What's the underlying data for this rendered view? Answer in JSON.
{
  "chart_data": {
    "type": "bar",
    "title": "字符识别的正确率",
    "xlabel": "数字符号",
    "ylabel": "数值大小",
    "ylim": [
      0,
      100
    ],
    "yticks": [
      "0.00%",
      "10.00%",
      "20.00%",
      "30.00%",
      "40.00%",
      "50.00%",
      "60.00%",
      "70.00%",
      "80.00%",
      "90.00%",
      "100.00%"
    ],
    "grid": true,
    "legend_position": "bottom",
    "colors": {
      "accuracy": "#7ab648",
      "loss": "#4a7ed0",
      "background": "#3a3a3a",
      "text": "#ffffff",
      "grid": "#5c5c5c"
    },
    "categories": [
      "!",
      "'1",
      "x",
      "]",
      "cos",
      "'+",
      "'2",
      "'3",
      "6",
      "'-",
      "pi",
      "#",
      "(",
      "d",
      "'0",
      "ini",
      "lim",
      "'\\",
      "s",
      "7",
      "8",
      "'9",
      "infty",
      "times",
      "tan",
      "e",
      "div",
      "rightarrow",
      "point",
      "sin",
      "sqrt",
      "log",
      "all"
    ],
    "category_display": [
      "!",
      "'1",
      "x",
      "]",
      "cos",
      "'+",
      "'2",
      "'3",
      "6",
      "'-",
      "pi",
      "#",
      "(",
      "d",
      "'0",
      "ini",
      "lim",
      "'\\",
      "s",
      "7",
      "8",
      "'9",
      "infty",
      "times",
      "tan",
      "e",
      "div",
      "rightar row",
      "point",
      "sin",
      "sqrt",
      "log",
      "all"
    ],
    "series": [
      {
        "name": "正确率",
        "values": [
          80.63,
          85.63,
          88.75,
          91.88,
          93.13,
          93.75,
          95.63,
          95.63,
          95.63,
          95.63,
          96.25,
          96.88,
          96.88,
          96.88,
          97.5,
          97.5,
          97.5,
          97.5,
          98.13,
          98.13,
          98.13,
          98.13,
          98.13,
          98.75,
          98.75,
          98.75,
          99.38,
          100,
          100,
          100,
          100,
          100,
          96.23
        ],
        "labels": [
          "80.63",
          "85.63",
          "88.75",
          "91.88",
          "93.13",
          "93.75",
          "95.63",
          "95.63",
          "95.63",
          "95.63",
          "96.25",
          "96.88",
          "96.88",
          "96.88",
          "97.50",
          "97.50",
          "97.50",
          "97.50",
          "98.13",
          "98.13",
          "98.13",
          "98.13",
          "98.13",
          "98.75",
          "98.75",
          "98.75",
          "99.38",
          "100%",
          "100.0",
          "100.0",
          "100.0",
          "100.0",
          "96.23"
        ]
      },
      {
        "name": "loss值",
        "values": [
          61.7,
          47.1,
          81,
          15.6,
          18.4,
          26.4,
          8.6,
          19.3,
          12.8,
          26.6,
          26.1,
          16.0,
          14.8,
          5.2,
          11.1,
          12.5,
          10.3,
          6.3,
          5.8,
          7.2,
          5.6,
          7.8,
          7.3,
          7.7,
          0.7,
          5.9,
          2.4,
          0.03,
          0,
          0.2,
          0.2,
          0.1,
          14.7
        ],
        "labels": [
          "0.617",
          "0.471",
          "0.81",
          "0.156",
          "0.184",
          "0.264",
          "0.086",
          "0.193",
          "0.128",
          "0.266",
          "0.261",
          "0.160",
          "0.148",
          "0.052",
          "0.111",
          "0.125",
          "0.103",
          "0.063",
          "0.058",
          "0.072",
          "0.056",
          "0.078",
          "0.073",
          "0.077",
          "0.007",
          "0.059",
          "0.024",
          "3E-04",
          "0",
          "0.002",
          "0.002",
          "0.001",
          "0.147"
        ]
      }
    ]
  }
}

○ ○ ○ ○

Write the entire listing out again, word for word.

EXERCISE ANSWER:
What's the underlying data for this rendered view? Answer in JSON.
{
  "chart_data": {
    "type": "bar",
    "title": "字符识别的正确率",
    "xlabel": "数字符号",
    "ylabel": "数值大小",
    "ylim": [
      0,
      100
    ],
    "yticks": [
      "0.00%",
      "10.00%",
      "20.00%",
      "30.00%",
      "40.00%",
      "50.00%",
      "60.00%",
      "70.00%",
      "80.00%",
      "90.00%",
      "100.00%"
    ],
    "grid": true,
    "legend_position": "bottom",
    "colors": {
      "accuracy": "#7ab648",
      "loss": "#4a7ed0",
      "background": "#3a3a3a",
      "text": "#ffffff",
      "grid": "#5c5c5c"
    },
    "categories": [
      "!",
      "'1",
      "x",
      "]",
      "cos",
      "'+",
      "'2",
      "'3",
      "6",
      "'-",
      "pi",
      "#",
      "(",
      "d",
      "'0",
      "ini",
      "lim",
      "'\\",
      "s",
      "7",
      "8",
      "'9",
      "infty",
      "times",
      "tan",
      "e",
      "div",
      "rightarrow",
      "point",
      "sin",
      "sqrt",
      "log",
      "all"
    ],
    "category_display": [
      "!",
      "'1",
      "x",
      "]",
      "cos",
      "'+",
      "'2",
      "'3",
      "6",
      "'-",
      "pi",
      "#",
      "(",
      "d",
      "'0",
      "ini",
      "lim",
      "'\\",
      "s",
      "7",
      "8",
      "'9",
      "infty",
      "times",
      "tan",
      "e",
      "div",
      "rightar row",
      "point",
      "sin",
      "sqrt",
      "log",
      "all"
    ],
    "series": [
      {
        "name": "正确率",
        "values": [
          80.63,
          85.63,
          88.75,
          91.88,
          93.13,
          93.75,
          95.63,
          95.63,
          95.63,
          95.63,
          96.25,
          96.88,
          96.88,
          96.88,
          97.5,
          97.5,
          97.5,
          97.5,
          98.13,
          98.13,
          98.13,
          98.13,
          98.13,
          98.75,
          98.75,
          98.75,
          99.38,
          100,
          100,
          100,
          100,
          100,
          96.23
        ],
        "labels": [
          "80.63",
          "85.63",
          "88.75",
          "91.88",
          "93.13",
          "93.75",
          "95.63",
          "95.63",
          "95.63",
          "95.63",
          "96.25",
          "96.88",
          "96.88",
          "96.88",
          "97.50",
          "97.50",
          "97.50",
          "97.50",
          "98.13",
          "98.13",
          "98.13",
          "98.13",
          "98.13",
          "98.75",
          "98.75",
          "98.75",
          "99.38",
          "100%",
          "100.0",
          "100.0",
          "100.0",
          "100.0",
          "96.23"
        ]
      },
      {
        "name": "loss值",
        "values": [
          61.7,
          47.1,
          81,
          15.6,
          18.4,
          26.4,
          8.6,
          19.3,
          12.8,
          26.6,
          26.1,
          16.0,
          14.8,
          5.2,
          11.1,
          12.5,
          10.3,
          6.3,
          5.8,
          7.2,
          5.6,
          7.8,
          7.3,
          7.7,
          0.7,
          5.9,
          2.4,
          0.03,
          0,
          0.2,
          0.2,
          0.1,
          14.7
        ],
        "labels": [
          "0.617",
          "0.471",
          "0.81",
          "0.156",
          "0.184",
          "0.264",
          "0.086",
          "0.193",
          "0.128",
          "0.266",
          "0.261",
          "0.160",
          "0.148",
          "0.052",
          "0.111",
          "0.125",
          "0.103",
          "0.063",
          "0.058",
          "0.072",
          "0.056",
          "0.078",
          "0.073",
          "0.077",
          "0.007",
          "0.059",
          "0.024",
          "3E-04",
          "0",
          "0.002",
          "0.002",
          "0.001",
          "0.147"
        ]
      }
    ]
  }
}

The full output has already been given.